--- Dataset records ---

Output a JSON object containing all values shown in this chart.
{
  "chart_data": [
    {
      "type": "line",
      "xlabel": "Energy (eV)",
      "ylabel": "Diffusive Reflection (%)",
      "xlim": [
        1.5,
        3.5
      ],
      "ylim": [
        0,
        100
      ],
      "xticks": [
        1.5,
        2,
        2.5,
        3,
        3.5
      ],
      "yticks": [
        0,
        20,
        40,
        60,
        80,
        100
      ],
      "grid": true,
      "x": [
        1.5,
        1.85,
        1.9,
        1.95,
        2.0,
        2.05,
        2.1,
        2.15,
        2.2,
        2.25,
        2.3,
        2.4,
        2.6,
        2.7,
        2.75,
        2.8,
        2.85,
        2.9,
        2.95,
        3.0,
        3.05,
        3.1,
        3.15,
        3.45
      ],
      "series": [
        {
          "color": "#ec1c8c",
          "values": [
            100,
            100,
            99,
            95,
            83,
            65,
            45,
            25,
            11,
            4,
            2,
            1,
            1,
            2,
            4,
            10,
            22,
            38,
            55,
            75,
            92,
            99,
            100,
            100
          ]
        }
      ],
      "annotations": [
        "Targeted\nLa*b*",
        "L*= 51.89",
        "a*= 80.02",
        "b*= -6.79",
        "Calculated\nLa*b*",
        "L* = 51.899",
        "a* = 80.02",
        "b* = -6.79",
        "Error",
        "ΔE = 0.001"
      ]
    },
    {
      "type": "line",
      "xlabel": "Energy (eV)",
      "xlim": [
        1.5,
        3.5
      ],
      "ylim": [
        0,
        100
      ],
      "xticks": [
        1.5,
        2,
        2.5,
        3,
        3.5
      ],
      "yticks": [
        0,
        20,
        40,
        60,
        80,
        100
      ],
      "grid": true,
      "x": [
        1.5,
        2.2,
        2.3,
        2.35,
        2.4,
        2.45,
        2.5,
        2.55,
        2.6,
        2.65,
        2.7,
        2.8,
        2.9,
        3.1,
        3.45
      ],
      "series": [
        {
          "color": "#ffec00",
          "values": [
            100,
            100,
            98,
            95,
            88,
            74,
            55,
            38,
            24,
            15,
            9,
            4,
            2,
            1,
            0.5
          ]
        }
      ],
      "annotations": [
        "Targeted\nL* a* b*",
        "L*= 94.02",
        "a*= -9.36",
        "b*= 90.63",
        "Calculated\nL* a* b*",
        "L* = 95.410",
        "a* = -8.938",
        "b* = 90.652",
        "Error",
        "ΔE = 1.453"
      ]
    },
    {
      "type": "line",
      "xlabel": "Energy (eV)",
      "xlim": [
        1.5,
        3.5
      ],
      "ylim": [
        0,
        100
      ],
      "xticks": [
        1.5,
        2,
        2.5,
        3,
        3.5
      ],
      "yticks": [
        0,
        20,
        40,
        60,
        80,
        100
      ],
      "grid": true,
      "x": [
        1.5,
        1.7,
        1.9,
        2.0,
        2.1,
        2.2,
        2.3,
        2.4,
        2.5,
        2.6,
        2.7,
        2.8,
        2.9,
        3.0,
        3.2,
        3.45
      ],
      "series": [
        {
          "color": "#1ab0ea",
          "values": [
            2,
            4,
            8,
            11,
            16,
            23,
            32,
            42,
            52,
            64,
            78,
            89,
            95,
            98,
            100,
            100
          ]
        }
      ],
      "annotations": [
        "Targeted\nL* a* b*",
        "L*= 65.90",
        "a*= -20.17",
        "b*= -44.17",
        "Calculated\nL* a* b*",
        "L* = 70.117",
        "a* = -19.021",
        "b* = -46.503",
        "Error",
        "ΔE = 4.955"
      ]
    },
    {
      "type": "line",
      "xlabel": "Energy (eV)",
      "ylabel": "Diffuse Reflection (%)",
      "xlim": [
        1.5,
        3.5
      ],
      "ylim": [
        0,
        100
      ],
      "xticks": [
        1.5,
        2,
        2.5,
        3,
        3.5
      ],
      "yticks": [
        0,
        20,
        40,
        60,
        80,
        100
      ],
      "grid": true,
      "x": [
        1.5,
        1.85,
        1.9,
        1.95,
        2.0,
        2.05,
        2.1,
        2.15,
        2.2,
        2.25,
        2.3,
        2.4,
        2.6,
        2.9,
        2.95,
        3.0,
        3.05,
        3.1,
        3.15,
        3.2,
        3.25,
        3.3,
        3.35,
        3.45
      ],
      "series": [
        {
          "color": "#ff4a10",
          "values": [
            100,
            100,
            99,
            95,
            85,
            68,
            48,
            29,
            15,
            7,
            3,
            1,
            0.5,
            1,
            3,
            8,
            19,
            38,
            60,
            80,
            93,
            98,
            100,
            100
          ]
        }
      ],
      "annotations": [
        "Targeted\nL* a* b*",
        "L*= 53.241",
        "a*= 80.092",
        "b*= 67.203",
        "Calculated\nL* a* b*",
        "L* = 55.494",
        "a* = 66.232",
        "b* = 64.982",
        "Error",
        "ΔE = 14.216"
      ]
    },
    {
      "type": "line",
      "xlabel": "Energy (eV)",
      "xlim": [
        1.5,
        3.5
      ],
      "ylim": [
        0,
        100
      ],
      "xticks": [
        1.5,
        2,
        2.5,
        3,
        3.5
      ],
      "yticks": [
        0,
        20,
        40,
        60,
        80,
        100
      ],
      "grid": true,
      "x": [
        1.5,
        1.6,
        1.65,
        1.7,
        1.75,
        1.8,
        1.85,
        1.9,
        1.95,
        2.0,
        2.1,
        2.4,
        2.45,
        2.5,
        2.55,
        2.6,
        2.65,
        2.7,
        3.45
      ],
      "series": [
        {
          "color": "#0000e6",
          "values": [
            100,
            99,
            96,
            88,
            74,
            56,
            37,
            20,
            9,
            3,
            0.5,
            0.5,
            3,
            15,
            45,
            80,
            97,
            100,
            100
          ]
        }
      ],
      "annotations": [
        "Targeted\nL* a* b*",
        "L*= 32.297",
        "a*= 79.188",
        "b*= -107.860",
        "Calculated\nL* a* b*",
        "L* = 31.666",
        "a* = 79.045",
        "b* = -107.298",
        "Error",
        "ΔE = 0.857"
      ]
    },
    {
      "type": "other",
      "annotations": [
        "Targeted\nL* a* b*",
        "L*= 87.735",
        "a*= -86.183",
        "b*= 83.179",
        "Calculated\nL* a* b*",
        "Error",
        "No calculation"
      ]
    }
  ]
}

--- Set problem ---
Write the material out again word for word.

--- Written answer ---
Output a JSON object containing all values shown in this chart.
{
  "chart_data": [
    {
      "type": "line",
      "xlabel": "Energy (eV)",
      "ylabel": "Diffusive Reflection (%)",
      "xlim": [
        1.5,
        3.5
      ],
      "ylim": [
        0,
        100
      ],
      "xticks": [
        1.5,
        2,
        2.5,
        3,
        3.5
      ],
      "yticks": [
        0,
        20,
        40,
        60,
        80,
        100
      ],
      "grid": true,
      "x": [
        1.5,
        1.85,
        1.9,
        1.95,
        2.0,
        2.05,
        2.1,
        2.15,
        2.2,
        2.25,
        2.3,
        2.4,
        2.6,
        2.7,
        2.75,
        2.8,
        2.85,
        2.9,
        2.95,
        3.0,
        3.05,
        3.1,
        3.15,
        3.45
      ],
      "series": [
        {
          "color": "#ec1c8c",
          "values": [
            100,
            100,
            99,
            95,
            83,
            65,
            45,
            25,
            11,
            4,
            2,
            1,
            1,
            2,
            4,
            10,
            22,
            38,
            55,
            75,
            92,
            99,
            100,
            100
          ]
        }
      ],
      "annotations": [
        "Targeted\nLa*b*",
        "L*= 51.89",
        "a*= 80.02",
        "b*= -6.79",
        "Calculated\nLa*b*",
        "L* = 51.899",
        "a* = 80.02",
        "b* = -6.79",
        "Error",
        "ΔE = 0.001"
      ]
    },
    {
      "type": "line",
      "xlabel": "Energy (eV)",
      "xlim": [
        1.5,
        3.5
      ],
      "ylim": [
        0,
        100
      ],
      "xticks": [
        1.5,
        2,
        2.5,
        3,
        3.5
      ],
      "yticks": [
        0,
        20,
        40,
        60,
        80,
        100
      ],
      "grid": true,
      "x": [
        1.5,
        2.2,
        2.3,
        2.35,
        2.4,
        2.45,
        2.5,
        2.55,
        2.6,
        2.65,
        2.7,
        2.8,
        2.9,
        3.1,
        3.45
      ],
      "series": [
        {
          "color": "#ffec00",
          "values": [
            100,
            100,
            98,
            95,
            88,
            74,
            55,
            38,
            24,
            15,
            9,
            4,
            2,
            1,
            0.5
          ]
        }
      ],
      "annotations": [
        "Targeted\nL* a* b*",
        "L*= 94.02",
        "a*= -9.36",
        "b*= 90.63",
        "Calculated\nL* a* b*",
        "L* = 95.410",
        "a* = -8.938",
        "b* = 90.652",
        "Error",
        "ΔE = 1.453"
      ]
    },
    {
      "type": "line",
      "xlabel": "Energy (eV)",
      "xlim": [
        1.5,
        3.5
      ],
      "ylim": [
        0,
        100
      ],
      "xticks": [
        1.5,
        2,
        2.5,
        3,
        3.5
      ],
      "yticks": [
        0,
        20,
        40,
        60,
        80,
        100
      ],
      "grid": true,
      "x": [
        1.5,
        1.7,
        1.9,
        2.0,
        2.1,
        2.2,
        2.3,
        2.4,
        2.5,
        2.6,
        2.7,
        2.8,
        2.9,
        3.0,
        3.2,
        3.45
      ],
      "series": [
        {
          "color": "#1ab0ea",
          "values": [
            2,
            4,
            8,
            11,
            16,
            23,
            32,
            42,
            52,
            64,
            78,
            89,
            95,
            98,
            100,
            100
          ]
        }
      ],
      "annotations": [
        "Targeted\nL* a* b*",
        "L*= 65.90",
        "a*= -20.17",
        "b*= -44.17",
        "Calculated\nL* a* b*",
        "L* = 70.117",
        "a* = -19.021",
        "b* = -46.503",
        "Error",
        "ΔE = 4.955"
      ]
    },
    {
      "type": "line",
      "xlabel": "Energy (eV)",
      "ylabel": "Diffuse Reflection (%)",
      "xlim": [
        1.5,
        3.5
      ],
      "ylim": [
        0,
        100
      ],
      "xticks": [
        1.5,
        2,
        2.5,
        3,
        3.5
      ],
      "yticks": [
        0,
        20,
        40,
        60,
        80,
        100
      ],
      "grid": true,
      "x": [
        1.5,
        1.85,
        1.9,
        1.95,
        2.0,
        2.05,
        2.1,
        2.15,
        2.2,
        2.25,
        2.3,
        2.4,
        2.6,
        2.9,
        2.95,
        3.0,
        3.05,
        3.1,
        3.15,
        3.2,
        3.25,
        3.3,
        3.35,
        3.45
      ],
      "series": [
        {
          "color": "#ff4a10",
          "values": [
            100,
            100,
            99,
            95,
            85,
            68,
            48,
            29,
            15,
            7,
            3,
            1,
            0.5,
            1,
            3,
            8,
            19,
            38,
            60,
            80,
            93,
            98,
            100,
            100
          ]
        }
      ],
      "annotations": [
        "Targeted\nL* a* b*",
        "L*= 53.241",
        "a*= 80.092",
        "b*= 67.203",
        "Calculated\nL* a* b*",
        "L* = 55.494",
        "a* = 66.232",
        "b* = 64.982",
        "Error",
        "ΔE = 14.216"
      ]
    },
    {
      "type": "line",
      "xlabel": "Energy (eV)",
      "xlim": [
        1.5,
        3.5
      ],
      "ylim": [
        0,
        100
      ],
      "xticks": [
        1.5,
        2,
        2.5,
        3,
        3.5
      ],
      "yticks": [
        0,
        20,
        40,
        60,
        80,
        100
      ],
      "grid": true,
      "x": [
        1.5,
        1.6,
        1.65,
        1.7,
        1.75,
        1.8,
        1.85,
        1.9,
        1.95,
        2.0,
        2.1,
        2.4,
        2.45,
        2.5,
        2.55,
        2.6,
        2.65,
        2.7,
        3.45
      ],
      "series": [
        {
          "color": "#0000e6",
          "values": [
            100,
            99,
            96,
            88,
            74,
            56,
            37,
            20,
            9,
            3,
            0.5,
            0.5,
            3,
            15,
            45,
            80,
            97,
            100,
            100
          ]
        }
      ],
      "annotations": [
        "Targeted\nL* a* b*",
        "L*= 32.297",
        "a*= 79.188",
        "b*= -107.860",
        "Calculated\nL* a* b*",
        "L* = 31.666",
        "a* = 79.045",
        "b* = -107.298",
        "Error",
        "ΔE = 0.857"
      ]
    },
    {
      "type": "other",
      "annotations": [
        "Targeted\nL* a* b*",
        "L*= 87.735",
        "a*= -86.183",
        "b*= 83.179",
        "Calculated\nL* a* b*",
        "Error",
        "No calculation"
      ]
    }
  ]
}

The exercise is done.